| INPUT FOR THIS TASK |
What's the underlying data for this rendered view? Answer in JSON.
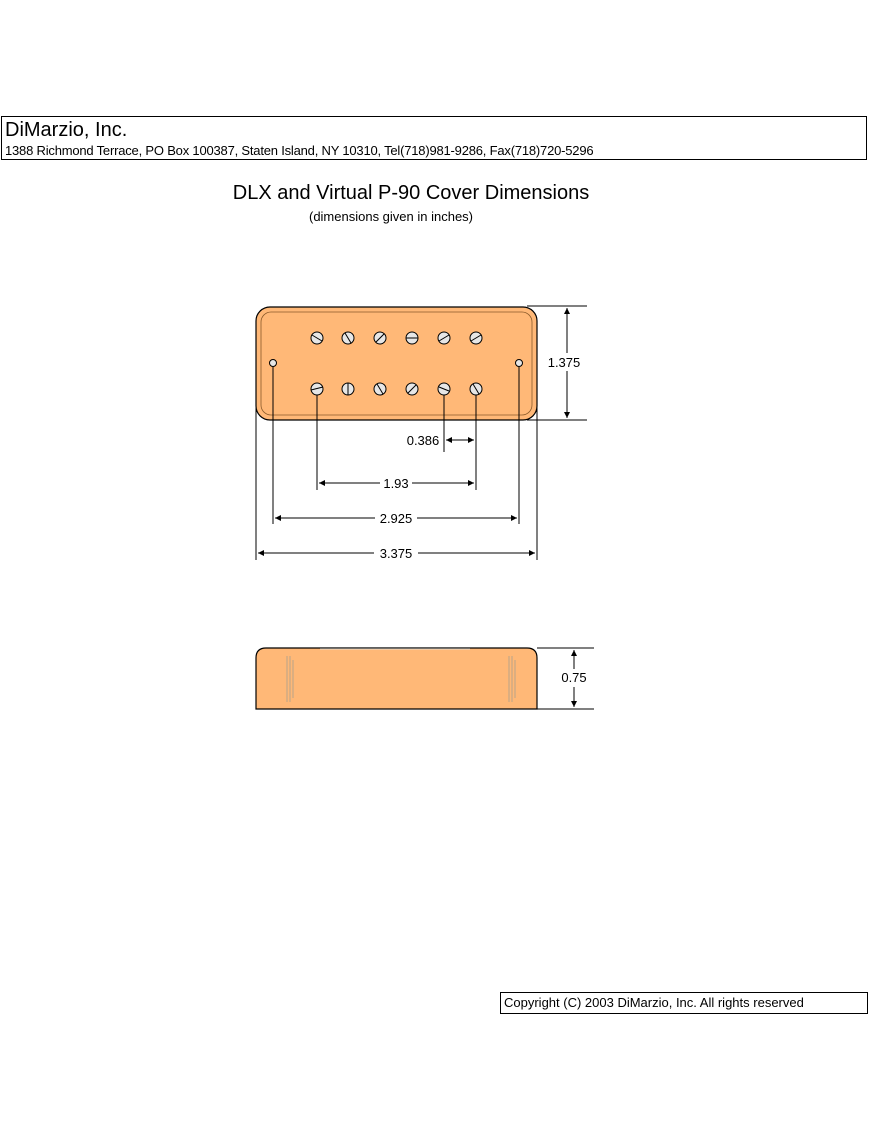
{
  "header": {
    "company": "DiMarzio, Inc.",
    "address": "1388 Richmond Terrace, PO Box 100387, Staten Island, NY 10310, Tel(718)981-9286, Fax(718)720-5296"
  },
  "title": "DLX and Virtual P-90 Cover Dimensions",
  "subtitle": "(dimensions given in inches)",
  "top_view": {
    "dimensions": {
      "height": "1.375",
      "pole_spacing": "0.386",
      "pole_span": "1.93",
      "mount_hole_span": "2.925",
      "overall_length": "3.375"
    }
  },
  "side_view": {
    "dimensions": {
      "depth": "0.75"
    }
  },
  "colors": {
    "cover": "#FFB877",
    "outline": "#000000"
  },
  "copyright": "Copyright (C) 2003 DiMarzio, Inc. All rights reserved"
}
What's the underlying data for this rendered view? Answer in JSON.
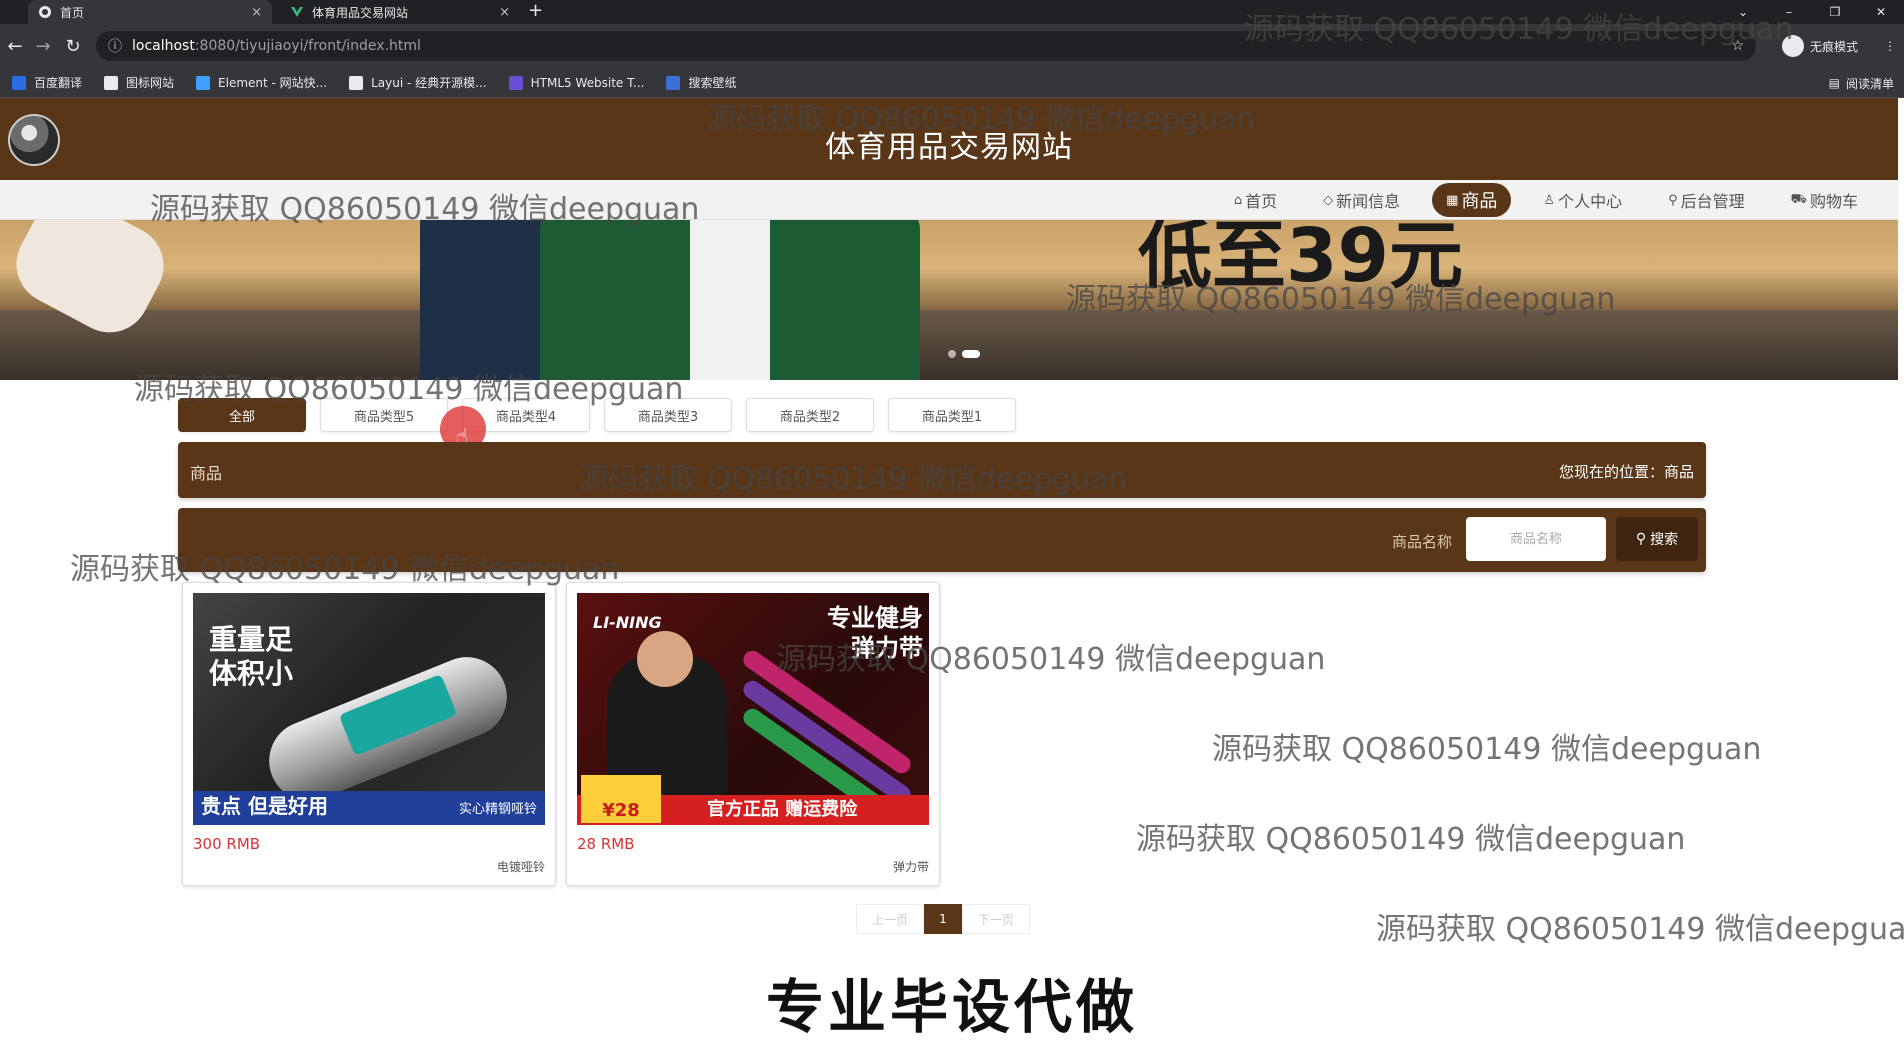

| WHAT TO DO |
Omit any images, then output the listing exactly.

| OUTPUT FOR THIS TASK |
What's the underlying data for this rendered view? Answer in JSON.
{
  "header": {
    "company": "DiMarzio, Inc.",
    "address": "1388 Richmond Terrace, PO Box 100387, Staten Island, NY 10310, Tel(718)981-9286, Fax(718)720-5296"
  },
  "title": "DLX and Virtual P-90 Cover Dimensions",
  "subtitle": "(dimensions given in inches)",
  "top_view": {
    "dimensions": {
      "height": "1.375",
      "pole_spacing": "0.386",
      "pole_span": "1.93",
      "mount_hole_span": "2.925",
      "overall_length": "3.375"
    }
  },
  "side_view": {
    "dimensions": {
      "depth": "0.75"
    }
  },
  "colors": {
    "cover": "#FFB877",
    "outline": "#000000"
  },
  "copyright": "Copyright (C) 2003 DiMarzio, Inc. All rights reserved"
}
What's the underlying data for this rendered view? Answer in JSON.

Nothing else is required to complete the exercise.